Маленький ребенок хорошо осознает, когда он мокрый, голодный или утомленный; он сознает, когда ему больно. Если во всех этих случаях его успокаивают, то можно говорить о том, что ребенок чувствует любовь. Любовь — это то, что устраняет боль. Если ребенку разрешают тянуться ручками, куда он хочет, если ему позволяют сосать пальчик, если ему разрешают обнимать маму, то все это мы можем с полным правом назвать любовью. Если же ребенка лишают всего этого, если его не берут на руки, если с ним не разговаривают, то он становится ущербным и напряженным, он начинает плохо себя чувствовать. Можно сказать, что любовь и боль являют собой полярные противоположности. Любовь — это то, что усиливает и укрепляет ощущение собственной личности; боль подавляет собственное «я».
Любовь, однако, не исчерпывается одними только прикосновениями или держанием на руках. Если ребенку запрещают свободно выражать свои чувства, если ему приходится отказываться от части своего существа, то скорее всего, такой ребенок, невзирая на все ласки и прикосновения родителей, вырастет с чувством отсутствия любви к себе. Невозможно преувеличить важность свободного самовыражения, ибо именно она может определить судьбу ребенка на всю оставшуюся жизнь.
Несколько объятий или «ты же знаешь, как мы тебя любим» не могут компенсировать этот запрет.
Поскольку чувство едино и универсально, то, как мне кажется, невозможно подавлять одни чувства и ожидать полного проявления других. Любые ощущения невротического ребенка, которые он будет испытывать на более поздних этапах жизни, останутся притуплёнными и подавленными. Если родители подавляют гнев ребенка, то, скорее всего, он утратит способность чувствовать, насколько он счастлив, и насколько сильно его любят.

*-*-*

ПИСЬМЕННОЕ ЗАДАНИЕ A: Продублируйте текст о любви и боли целиком, не меняя в нём ни одного знака.
Текст о любви и боли и строки данных никак не связаны между собой.

ИСХОДНЫЕ ДАННЫЕ:
*-*-*

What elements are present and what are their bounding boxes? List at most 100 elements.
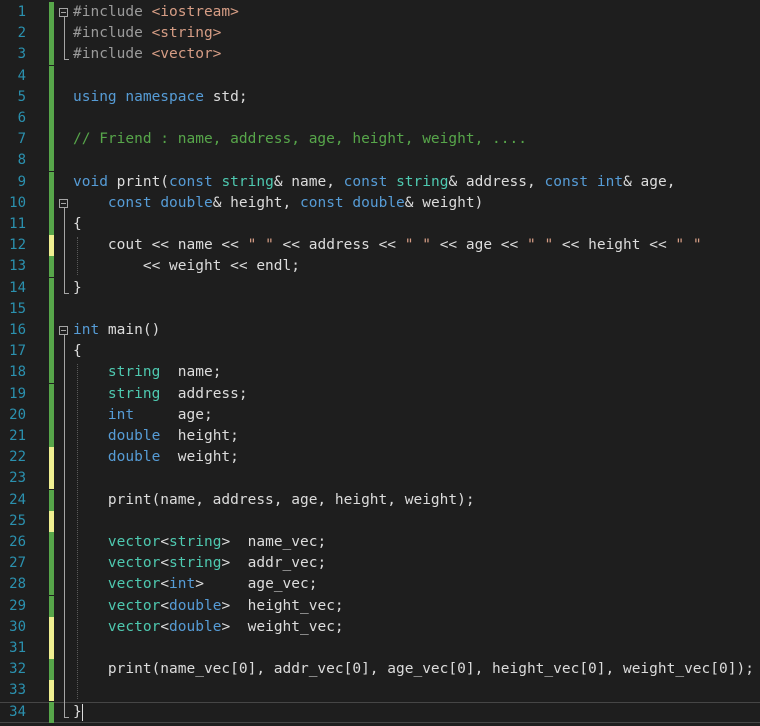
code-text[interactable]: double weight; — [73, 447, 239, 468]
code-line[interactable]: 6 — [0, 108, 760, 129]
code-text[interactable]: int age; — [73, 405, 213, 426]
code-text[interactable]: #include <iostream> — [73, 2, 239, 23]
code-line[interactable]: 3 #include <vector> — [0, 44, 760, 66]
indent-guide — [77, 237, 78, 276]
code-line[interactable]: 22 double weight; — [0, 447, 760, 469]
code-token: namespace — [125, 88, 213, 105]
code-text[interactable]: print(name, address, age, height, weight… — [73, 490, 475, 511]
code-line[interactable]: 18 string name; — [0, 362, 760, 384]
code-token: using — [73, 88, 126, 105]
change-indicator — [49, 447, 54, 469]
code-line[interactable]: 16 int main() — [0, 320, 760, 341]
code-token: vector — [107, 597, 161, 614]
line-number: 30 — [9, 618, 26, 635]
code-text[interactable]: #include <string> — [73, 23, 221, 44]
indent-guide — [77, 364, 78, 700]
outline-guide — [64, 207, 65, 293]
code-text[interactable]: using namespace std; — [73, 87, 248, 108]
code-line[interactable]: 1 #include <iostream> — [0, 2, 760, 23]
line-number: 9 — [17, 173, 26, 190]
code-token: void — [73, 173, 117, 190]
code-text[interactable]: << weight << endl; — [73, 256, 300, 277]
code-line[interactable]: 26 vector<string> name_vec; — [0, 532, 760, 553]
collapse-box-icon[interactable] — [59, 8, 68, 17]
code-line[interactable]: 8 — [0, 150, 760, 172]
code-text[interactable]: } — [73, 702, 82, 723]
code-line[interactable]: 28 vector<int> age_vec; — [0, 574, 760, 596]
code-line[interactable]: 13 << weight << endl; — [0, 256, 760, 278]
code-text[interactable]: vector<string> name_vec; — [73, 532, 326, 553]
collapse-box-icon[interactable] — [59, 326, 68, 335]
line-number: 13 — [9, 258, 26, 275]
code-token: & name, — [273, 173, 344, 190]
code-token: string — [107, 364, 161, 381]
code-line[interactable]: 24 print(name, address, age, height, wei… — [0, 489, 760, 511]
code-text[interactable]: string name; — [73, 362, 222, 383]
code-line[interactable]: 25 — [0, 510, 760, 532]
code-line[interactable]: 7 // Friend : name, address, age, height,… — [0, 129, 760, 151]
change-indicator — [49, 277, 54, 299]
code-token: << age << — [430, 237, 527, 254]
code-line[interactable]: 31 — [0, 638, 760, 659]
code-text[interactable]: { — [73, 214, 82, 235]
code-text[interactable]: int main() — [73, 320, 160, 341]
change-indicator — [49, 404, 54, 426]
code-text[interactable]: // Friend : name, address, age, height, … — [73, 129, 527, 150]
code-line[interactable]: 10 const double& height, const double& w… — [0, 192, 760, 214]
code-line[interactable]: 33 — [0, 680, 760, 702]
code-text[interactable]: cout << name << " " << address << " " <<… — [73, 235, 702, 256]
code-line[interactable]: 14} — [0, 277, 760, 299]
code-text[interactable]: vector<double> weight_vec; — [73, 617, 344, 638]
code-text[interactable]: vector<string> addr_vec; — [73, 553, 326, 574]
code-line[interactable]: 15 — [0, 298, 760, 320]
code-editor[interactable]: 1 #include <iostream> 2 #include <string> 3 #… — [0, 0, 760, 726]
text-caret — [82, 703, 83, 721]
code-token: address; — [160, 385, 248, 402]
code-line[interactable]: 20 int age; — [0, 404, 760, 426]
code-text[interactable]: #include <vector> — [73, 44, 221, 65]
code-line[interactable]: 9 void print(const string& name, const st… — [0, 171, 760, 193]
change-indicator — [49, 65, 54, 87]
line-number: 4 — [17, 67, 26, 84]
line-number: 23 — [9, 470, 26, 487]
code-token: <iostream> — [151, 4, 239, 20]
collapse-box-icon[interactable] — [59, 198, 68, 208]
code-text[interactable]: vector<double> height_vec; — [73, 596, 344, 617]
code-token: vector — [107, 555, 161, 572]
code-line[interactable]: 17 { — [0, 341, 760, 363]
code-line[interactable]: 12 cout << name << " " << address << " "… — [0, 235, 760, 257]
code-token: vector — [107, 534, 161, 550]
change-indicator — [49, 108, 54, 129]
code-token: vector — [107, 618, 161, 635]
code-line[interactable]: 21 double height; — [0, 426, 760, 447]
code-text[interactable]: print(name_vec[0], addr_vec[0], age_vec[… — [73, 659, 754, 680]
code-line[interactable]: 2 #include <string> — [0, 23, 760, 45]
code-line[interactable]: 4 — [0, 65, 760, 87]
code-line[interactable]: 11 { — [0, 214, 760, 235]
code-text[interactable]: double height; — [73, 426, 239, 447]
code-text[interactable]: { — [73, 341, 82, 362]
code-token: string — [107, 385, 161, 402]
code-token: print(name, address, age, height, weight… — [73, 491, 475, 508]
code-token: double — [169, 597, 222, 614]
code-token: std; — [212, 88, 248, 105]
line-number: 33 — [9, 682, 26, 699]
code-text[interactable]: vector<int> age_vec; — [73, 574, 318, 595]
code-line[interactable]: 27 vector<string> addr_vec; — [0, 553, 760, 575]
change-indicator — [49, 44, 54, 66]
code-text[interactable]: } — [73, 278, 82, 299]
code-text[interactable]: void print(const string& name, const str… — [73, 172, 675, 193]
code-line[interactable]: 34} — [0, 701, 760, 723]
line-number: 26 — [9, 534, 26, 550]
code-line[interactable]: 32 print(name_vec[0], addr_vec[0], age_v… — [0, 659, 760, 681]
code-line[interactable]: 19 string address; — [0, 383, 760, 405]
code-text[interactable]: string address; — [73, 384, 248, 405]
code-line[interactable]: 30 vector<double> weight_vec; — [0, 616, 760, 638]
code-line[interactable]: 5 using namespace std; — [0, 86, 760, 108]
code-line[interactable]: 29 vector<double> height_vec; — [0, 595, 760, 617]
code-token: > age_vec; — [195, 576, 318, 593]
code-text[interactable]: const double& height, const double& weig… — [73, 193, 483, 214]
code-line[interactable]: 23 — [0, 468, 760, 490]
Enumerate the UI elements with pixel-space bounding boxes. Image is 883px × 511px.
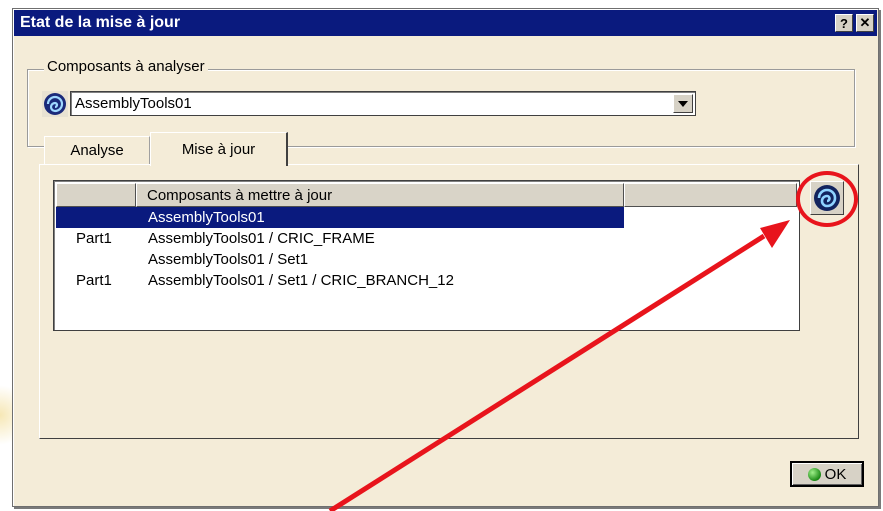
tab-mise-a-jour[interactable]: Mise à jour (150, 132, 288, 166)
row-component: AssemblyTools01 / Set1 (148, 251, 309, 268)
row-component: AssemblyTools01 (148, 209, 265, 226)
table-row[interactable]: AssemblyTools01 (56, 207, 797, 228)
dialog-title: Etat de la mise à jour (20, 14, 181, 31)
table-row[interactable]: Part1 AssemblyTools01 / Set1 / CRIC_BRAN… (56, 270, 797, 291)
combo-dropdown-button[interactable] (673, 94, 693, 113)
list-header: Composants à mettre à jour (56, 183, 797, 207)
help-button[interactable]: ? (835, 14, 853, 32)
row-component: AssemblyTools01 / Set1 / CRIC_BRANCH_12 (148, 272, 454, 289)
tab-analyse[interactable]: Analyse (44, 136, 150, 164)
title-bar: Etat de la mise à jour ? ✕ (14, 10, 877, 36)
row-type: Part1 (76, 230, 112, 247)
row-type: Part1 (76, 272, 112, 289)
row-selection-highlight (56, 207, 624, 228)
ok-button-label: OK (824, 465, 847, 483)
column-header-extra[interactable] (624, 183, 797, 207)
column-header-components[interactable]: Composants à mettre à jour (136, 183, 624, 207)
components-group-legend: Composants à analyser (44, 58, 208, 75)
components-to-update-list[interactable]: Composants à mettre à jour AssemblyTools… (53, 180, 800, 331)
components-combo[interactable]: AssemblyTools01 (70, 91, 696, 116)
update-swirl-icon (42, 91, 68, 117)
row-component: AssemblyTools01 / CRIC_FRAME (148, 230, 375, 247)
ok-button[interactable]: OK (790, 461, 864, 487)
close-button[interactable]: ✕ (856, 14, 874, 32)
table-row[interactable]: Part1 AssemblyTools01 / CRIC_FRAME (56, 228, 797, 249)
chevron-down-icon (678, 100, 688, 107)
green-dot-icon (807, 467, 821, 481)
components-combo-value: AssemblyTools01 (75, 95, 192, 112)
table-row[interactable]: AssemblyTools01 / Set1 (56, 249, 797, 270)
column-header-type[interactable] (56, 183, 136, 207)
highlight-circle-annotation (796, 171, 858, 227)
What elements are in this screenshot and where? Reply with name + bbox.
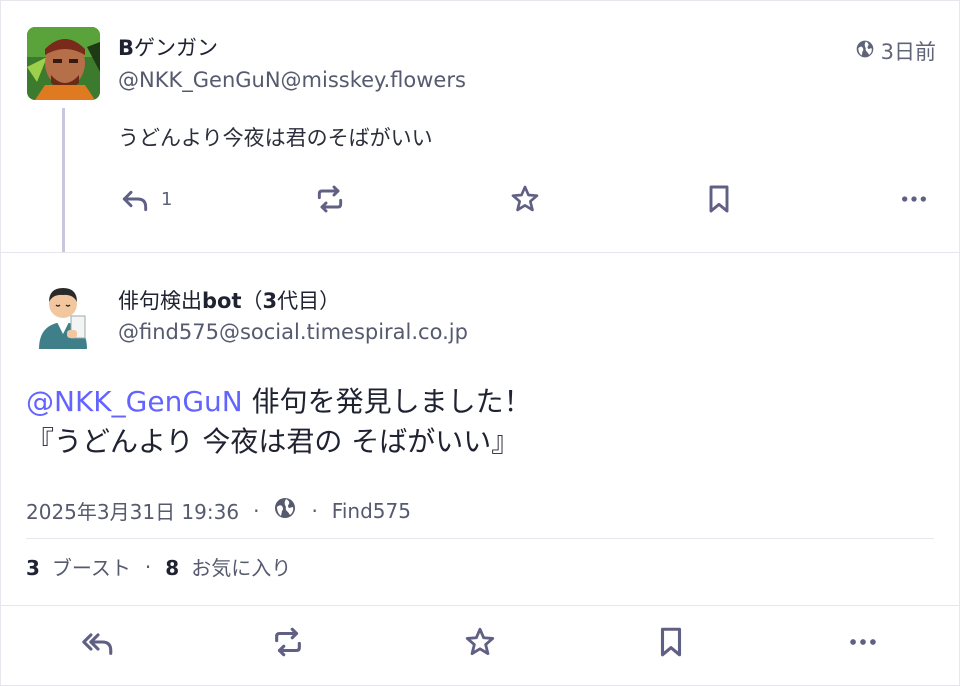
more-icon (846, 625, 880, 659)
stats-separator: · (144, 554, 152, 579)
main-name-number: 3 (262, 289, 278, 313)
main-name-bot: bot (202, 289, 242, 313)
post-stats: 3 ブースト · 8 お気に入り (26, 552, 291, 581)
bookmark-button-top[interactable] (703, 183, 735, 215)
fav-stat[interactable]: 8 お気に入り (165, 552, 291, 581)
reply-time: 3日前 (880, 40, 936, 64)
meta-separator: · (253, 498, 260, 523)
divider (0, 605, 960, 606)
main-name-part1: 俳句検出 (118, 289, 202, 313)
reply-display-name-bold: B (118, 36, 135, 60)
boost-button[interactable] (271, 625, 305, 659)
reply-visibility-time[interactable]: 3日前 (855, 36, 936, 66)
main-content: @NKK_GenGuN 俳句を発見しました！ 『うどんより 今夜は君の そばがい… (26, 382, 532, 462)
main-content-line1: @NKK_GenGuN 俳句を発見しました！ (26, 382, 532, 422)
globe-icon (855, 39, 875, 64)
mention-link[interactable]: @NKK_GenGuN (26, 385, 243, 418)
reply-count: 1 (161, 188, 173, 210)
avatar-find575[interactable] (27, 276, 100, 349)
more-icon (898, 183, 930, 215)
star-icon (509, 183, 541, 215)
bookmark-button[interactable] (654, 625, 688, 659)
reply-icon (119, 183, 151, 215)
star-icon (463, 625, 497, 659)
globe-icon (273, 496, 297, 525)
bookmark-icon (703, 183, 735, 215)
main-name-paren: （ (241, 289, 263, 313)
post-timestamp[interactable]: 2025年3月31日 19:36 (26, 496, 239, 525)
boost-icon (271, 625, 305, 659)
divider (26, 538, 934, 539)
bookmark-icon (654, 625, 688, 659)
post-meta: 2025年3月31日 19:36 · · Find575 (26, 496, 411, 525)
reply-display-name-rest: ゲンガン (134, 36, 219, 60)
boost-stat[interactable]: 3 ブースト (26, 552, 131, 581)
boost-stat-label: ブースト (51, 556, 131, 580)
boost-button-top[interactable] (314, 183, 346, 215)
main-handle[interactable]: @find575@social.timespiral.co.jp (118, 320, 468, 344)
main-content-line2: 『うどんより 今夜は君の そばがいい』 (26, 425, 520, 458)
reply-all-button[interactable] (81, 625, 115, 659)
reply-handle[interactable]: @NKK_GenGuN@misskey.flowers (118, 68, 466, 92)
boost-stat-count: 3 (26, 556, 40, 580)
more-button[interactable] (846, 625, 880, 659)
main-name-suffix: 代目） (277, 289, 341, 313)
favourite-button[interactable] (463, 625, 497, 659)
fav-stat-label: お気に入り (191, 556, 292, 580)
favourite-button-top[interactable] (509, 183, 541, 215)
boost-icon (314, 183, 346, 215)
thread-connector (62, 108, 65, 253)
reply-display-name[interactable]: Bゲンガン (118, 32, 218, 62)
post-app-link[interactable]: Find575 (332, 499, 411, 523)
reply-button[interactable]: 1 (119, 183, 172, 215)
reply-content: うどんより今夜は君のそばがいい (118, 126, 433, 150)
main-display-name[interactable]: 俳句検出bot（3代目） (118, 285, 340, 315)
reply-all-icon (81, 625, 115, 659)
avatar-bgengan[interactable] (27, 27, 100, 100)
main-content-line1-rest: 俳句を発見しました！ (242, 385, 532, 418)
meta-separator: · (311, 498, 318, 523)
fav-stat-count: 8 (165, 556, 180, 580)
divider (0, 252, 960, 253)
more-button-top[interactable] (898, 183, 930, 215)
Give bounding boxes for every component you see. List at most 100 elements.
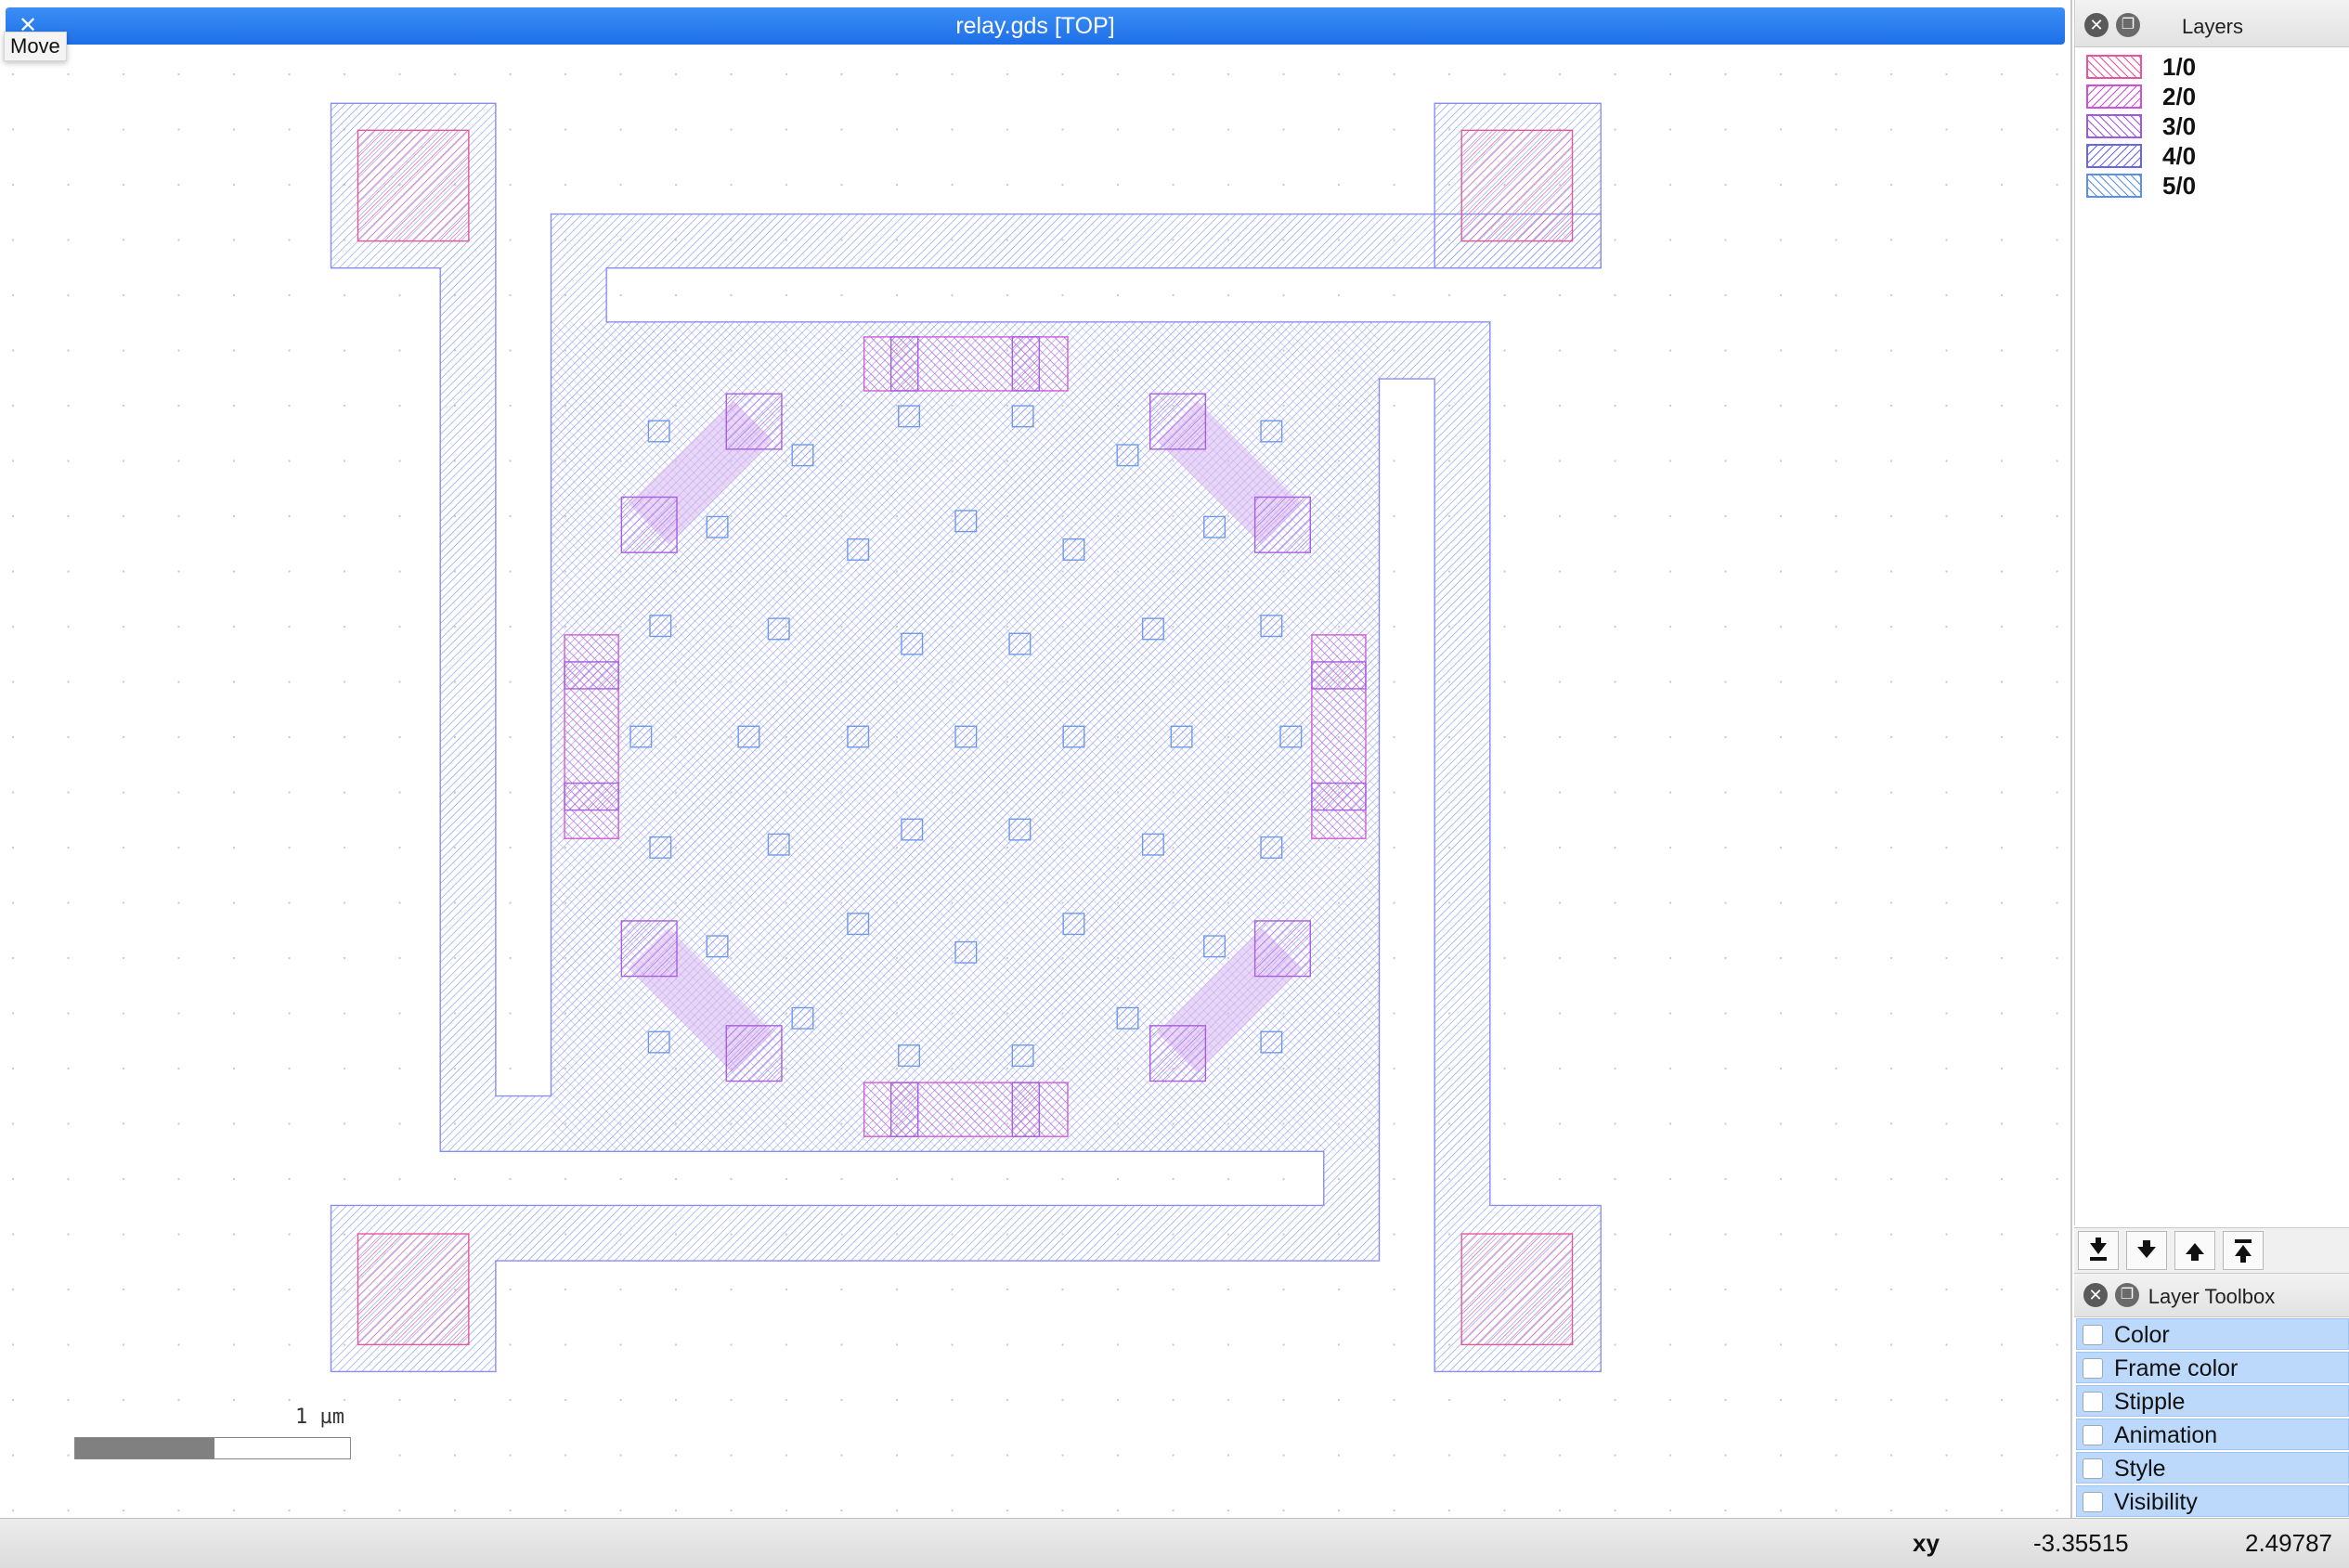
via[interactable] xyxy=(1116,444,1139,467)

*-*-*

ПИСЬМЕННОЕ ЗАДАНИЕ B: Запишите из строк данных без изменений всё, что идёт от строки с «more-icon (846, 625, 880, 659)» вниз до строки с «divider (0, 605, 960, 606)», включая обе эти строки.

ПРАВИЛЬНЫЙ ОТВЕТ A:
Маленький ребенок хорошо осознает, когда он мокрый, голодный или утомленный; он сознает, когда ему больно. Если во всех этих случаях его успокаивают, то можно говорить о том, что ребенок чувствует любовь. Любовь — это то, что устраняет боль. Если ребенку разрешают тянуться ручками, куда он хочет, если ему позволяют сосать пальчик, если ему разрешают обнимать маму, то все это мы можем с полным правом назвать любовью. Если же ребенка лишают всего этого, если его не берут на руки, если с ним не разговаривают, то он становится ущербным и напряженным, он начинает плохо себя чувствовать. Можно сказать, что любовь и боль являют собой полярные противоположности. Любовь — это то, что усиливает и укрепляет ощущение собственной личности; боль подавляет собственное «я».
Любовь, однако, не исчерпывается одними только прикосновениями или держанием на руках. Если ребенку запрещают свободно выражать свои чувства, если ему приходится отказываться от части своего существа, то скорее всего, такой ребенок, невзирая на все ласки и прикосновения родителей, вырастет с чувством отсутствия любви к себе. Невозможно преувеличить важность свободного самовыражения, ибо именно она может определить судьбу ребенка на всю оставшуюся жизнь.
Несколько объятий или «ты же знаешь, как мы тебя любим» не могут компенсировать этот запрет.
Поскольку чувство едино и универсально, то, как мне кажется, невозможно подавлять одни чувства и ожидать полного проявления других. Любые ощущения невротического ребенка, которые он будет испытывать на более поздних этапах жизни, останутся притуплёнными и подавленными. Если родители подавляют гнев ребенка, то, скорее всего, он утратит способность чувствовать, насколько он счастлив, и насколько сильно его любят.

ПРАВИЛЬНЫЙ ОТВЕТ B:
more-icon (846, 625, 880, 659)
stats-separator: · (144, 554, 152, 579)
main-name-number: 3 (262, 289, 278, 313)
main-name-bot: bot (202, 289, 242, 313)
post-stats: 3 ブースト · 8 お気に入り (26, 552, 291, 581)
bookmark-button-top[interactable] (703, 183, 735, 215)
fav-stat[interactable]: 8 お気に入り (165, 552, 291, 581)
reply-time: 3日前 (880, 40, 936, 64)
meta-separator: · (253, 498, 260, 523)
divider (0, 605, 960, 606)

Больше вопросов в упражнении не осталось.